— START OF DATA FOR THE TASK —

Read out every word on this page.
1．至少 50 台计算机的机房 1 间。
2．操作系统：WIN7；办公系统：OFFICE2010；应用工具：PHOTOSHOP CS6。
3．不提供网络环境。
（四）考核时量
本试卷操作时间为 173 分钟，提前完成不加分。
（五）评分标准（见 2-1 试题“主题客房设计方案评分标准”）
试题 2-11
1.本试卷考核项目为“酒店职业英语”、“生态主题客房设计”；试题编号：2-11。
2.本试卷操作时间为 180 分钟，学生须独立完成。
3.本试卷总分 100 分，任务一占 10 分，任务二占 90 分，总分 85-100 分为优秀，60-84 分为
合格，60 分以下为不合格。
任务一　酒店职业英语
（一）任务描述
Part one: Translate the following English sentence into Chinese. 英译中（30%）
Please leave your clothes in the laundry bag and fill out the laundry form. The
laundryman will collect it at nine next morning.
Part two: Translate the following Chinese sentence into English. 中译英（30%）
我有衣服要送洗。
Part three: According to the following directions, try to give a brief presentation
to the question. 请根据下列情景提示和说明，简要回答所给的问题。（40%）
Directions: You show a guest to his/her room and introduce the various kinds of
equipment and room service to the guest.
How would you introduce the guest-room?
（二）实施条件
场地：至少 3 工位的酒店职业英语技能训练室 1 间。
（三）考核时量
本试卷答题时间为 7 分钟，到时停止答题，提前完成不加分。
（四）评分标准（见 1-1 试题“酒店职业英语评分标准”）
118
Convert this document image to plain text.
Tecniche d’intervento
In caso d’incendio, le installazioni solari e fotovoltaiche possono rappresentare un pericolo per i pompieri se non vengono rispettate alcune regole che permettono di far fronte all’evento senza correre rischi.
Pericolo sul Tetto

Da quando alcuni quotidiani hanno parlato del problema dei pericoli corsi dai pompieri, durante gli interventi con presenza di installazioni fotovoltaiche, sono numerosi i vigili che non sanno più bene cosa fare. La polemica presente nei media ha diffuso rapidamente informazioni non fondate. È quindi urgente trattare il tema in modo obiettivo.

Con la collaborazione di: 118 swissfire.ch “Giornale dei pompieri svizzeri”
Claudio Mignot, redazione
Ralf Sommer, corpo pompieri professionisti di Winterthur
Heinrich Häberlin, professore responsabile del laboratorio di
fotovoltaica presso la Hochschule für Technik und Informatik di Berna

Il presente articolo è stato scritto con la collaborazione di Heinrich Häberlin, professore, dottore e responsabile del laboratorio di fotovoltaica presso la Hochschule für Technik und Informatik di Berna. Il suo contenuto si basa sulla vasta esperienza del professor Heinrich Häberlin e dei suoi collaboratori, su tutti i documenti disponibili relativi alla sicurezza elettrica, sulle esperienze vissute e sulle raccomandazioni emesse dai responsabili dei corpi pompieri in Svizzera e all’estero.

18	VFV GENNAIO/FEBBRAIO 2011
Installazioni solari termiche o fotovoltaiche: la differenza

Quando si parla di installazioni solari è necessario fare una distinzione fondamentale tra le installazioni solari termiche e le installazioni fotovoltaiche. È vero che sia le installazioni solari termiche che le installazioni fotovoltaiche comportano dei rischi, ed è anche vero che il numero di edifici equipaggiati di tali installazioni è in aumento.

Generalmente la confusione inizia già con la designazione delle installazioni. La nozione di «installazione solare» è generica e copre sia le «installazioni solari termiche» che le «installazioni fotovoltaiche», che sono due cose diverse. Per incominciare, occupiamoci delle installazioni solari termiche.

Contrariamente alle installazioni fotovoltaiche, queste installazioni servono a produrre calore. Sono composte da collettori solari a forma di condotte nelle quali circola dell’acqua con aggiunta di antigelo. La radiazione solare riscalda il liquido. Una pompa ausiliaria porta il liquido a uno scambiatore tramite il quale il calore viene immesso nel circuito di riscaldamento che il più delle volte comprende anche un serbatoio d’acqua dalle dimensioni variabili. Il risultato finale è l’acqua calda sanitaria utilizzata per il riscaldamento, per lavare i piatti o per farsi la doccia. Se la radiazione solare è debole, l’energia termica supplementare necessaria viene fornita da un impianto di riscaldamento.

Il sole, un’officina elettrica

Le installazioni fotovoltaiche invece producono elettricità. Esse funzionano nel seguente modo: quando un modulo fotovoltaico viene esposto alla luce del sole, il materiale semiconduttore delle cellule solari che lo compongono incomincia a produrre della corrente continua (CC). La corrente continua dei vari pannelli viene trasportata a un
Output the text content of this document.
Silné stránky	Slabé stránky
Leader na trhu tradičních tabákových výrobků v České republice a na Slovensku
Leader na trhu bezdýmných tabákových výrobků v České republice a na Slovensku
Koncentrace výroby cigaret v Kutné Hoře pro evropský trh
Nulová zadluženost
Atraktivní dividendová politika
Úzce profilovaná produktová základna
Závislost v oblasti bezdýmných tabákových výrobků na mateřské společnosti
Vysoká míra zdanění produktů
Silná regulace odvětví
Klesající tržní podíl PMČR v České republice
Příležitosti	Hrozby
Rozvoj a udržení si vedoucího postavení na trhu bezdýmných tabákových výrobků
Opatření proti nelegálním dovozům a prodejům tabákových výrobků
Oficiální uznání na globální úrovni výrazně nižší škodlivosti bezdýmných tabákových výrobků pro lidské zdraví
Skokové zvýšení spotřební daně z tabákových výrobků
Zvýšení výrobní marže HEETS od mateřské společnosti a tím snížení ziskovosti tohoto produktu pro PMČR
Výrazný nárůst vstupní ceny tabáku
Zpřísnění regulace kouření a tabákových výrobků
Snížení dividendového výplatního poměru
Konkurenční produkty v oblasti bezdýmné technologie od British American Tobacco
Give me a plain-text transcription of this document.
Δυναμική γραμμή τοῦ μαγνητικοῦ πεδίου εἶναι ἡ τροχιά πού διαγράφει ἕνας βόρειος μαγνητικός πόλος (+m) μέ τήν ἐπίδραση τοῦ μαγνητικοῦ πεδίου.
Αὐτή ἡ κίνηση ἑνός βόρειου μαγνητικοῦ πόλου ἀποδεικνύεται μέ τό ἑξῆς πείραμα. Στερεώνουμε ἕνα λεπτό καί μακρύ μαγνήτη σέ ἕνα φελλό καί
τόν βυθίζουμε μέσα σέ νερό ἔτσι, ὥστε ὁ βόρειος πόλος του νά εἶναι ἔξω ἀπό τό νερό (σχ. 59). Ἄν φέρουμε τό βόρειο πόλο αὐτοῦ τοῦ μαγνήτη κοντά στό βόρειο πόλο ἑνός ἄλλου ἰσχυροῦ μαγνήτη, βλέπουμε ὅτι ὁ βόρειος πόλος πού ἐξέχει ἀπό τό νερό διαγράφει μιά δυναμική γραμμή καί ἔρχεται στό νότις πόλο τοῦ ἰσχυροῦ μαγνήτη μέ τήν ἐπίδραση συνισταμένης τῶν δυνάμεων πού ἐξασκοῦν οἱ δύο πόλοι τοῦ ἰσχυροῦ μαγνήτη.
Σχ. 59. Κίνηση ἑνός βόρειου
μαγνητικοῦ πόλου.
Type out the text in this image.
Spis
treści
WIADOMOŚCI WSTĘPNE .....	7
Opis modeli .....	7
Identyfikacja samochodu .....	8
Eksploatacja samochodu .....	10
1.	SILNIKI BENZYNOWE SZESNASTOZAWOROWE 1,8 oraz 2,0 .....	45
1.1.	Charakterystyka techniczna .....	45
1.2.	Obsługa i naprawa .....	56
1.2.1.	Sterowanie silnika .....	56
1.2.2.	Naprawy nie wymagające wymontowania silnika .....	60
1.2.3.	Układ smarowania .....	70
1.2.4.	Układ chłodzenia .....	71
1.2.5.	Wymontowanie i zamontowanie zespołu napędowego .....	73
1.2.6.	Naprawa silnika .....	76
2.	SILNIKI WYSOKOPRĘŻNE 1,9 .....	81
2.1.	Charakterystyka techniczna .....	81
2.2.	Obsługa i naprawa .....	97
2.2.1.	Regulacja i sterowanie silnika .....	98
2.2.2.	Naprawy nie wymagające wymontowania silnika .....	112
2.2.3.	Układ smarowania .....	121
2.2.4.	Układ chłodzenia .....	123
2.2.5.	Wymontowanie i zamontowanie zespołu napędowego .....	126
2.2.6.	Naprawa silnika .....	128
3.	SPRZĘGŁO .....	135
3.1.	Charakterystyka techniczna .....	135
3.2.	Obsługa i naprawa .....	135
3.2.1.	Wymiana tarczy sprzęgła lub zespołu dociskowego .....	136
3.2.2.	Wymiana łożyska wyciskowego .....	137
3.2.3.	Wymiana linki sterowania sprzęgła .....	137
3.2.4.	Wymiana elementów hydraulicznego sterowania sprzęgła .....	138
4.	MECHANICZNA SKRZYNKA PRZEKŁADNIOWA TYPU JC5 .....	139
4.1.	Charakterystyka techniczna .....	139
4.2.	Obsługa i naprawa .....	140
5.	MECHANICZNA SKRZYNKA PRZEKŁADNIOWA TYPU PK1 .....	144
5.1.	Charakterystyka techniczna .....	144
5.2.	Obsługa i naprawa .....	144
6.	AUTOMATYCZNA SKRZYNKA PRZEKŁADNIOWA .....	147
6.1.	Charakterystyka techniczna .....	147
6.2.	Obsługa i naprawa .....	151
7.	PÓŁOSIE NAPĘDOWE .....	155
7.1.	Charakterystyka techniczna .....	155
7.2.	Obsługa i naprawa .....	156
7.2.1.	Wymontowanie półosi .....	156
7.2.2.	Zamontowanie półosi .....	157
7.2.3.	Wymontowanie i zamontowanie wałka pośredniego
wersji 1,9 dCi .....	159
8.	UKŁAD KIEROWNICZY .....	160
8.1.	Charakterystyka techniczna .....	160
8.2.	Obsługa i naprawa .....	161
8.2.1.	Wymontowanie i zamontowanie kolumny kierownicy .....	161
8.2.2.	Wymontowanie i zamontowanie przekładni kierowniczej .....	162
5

— END OF DATA FOR THE TASK —

### PROMPT
Filter the entries down to the lines containing "MECHANICZNA". Copy each of those lines.

### REPLY TO THE TASK
4.	MECHANICZNA SKRZYNKA PRZEKŁADNIOWA TYPU JC5 .....	139
5.	MECHANICZNA SKRZYNKA PRZEKŁADNIOWA TYPU PK1 .....	144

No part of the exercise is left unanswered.